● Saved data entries
——
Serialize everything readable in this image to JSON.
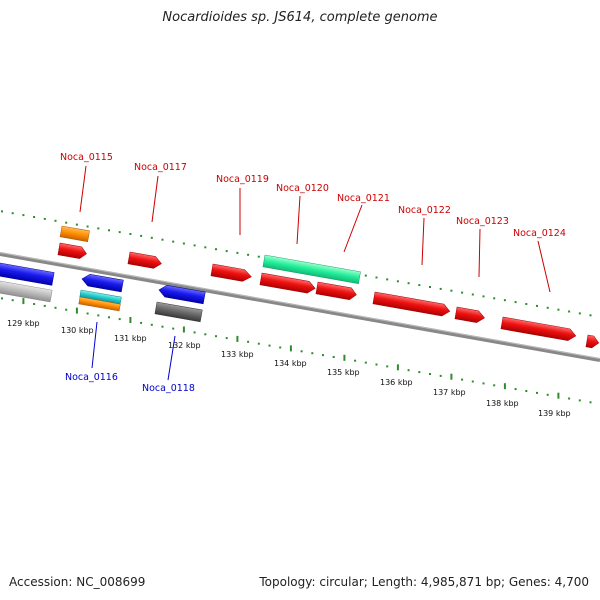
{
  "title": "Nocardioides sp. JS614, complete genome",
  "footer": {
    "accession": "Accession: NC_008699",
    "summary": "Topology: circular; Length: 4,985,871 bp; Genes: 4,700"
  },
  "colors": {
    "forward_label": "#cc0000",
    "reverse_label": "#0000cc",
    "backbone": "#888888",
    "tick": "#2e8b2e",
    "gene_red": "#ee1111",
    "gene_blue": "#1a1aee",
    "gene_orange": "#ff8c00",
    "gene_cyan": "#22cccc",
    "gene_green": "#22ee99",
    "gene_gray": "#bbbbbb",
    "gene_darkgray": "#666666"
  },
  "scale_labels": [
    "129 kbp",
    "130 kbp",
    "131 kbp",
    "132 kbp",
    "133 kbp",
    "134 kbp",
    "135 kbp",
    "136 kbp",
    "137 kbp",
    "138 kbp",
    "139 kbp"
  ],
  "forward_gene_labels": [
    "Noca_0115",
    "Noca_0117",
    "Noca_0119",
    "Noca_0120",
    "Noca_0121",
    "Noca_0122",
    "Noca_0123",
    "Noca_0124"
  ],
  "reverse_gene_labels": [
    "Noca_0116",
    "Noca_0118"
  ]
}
——
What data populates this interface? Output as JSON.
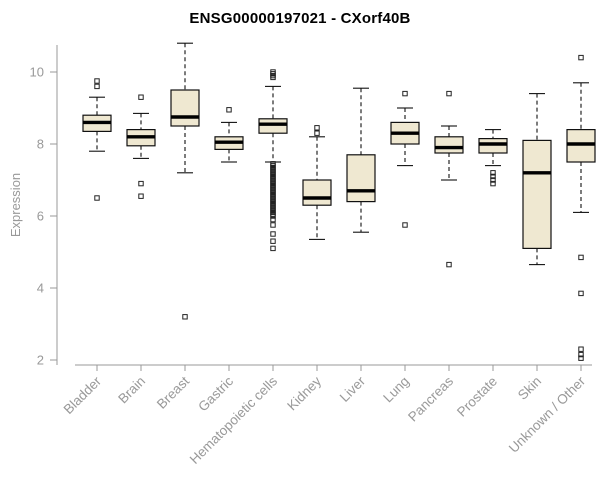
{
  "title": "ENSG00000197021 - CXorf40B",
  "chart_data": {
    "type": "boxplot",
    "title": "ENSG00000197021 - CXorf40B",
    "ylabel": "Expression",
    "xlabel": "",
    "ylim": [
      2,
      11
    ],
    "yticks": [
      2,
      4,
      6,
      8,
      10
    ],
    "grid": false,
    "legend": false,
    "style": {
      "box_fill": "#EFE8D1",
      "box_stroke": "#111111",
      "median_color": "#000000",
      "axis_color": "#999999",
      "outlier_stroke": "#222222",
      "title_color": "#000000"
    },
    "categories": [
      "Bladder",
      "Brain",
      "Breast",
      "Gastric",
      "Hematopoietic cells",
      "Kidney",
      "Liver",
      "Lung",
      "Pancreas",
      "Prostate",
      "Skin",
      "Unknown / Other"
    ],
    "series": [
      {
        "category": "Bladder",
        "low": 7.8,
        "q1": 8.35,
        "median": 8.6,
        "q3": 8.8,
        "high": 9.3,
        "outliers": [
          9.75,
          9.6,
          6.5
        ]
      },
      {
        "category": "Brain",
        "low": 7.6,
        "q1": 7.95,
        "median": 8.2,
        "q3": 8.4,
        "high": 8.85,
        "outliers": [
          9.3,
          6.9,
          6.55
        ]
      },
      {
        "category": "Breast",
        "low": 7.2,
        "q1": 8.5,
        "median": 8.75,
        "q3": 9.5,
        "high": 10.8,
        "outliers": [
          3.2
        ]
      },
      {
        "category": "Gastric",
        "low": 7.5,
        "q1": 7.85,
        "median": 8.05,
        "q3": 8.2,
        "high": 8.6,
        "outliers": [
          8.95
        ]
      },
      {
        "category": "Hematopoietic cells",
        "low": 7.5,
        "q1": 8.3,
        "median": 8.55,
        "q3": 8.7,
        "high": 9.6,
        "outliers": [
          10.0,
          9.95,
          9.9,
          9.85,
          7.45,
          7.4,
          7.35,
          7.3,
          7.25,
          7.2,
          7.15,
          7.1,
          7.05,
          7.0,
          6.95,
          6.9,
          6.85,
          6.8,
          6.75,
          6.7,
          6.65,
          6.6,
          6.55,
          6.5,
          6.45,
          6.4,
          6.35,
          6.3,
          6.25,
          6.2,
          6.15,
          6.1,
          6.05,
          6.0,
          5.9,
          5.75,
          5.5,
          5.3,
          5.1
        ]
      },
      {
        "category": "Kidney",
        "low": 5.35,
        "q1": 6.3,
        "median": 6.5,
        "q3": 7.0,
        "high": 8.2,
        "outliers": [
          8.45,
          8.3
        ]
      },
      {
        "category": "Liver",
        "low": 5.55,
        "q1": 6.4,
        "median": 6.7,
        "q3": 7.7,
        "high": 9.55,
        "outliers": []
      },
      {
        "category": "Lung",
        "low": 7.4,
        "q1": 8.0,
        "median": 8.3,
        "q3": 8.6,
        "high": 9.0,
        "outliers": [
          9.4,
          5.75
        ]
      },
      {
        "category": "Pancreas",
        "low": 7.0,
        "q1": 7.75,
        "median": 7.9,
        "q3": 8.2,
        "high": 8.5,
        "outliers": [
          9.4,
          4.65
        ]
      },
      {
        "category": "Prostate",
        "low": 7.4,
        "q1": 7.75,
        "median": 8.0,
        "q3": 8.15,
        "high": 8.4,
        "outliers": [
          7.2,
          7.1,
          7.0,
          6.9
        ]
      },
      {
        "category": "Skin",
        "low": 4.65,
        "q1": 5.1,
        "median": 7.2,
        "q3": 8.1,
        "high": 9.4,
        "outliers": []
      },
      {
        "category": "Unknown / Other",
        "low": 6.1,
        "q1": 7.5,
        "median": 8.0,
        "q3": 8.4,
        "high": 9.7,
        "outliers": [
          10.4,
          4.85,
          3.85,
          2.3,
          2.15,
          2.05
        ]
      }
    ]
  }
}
——
If a line of the records above contains the word "high", count it; then give the total and nothing more.

● Written solution
12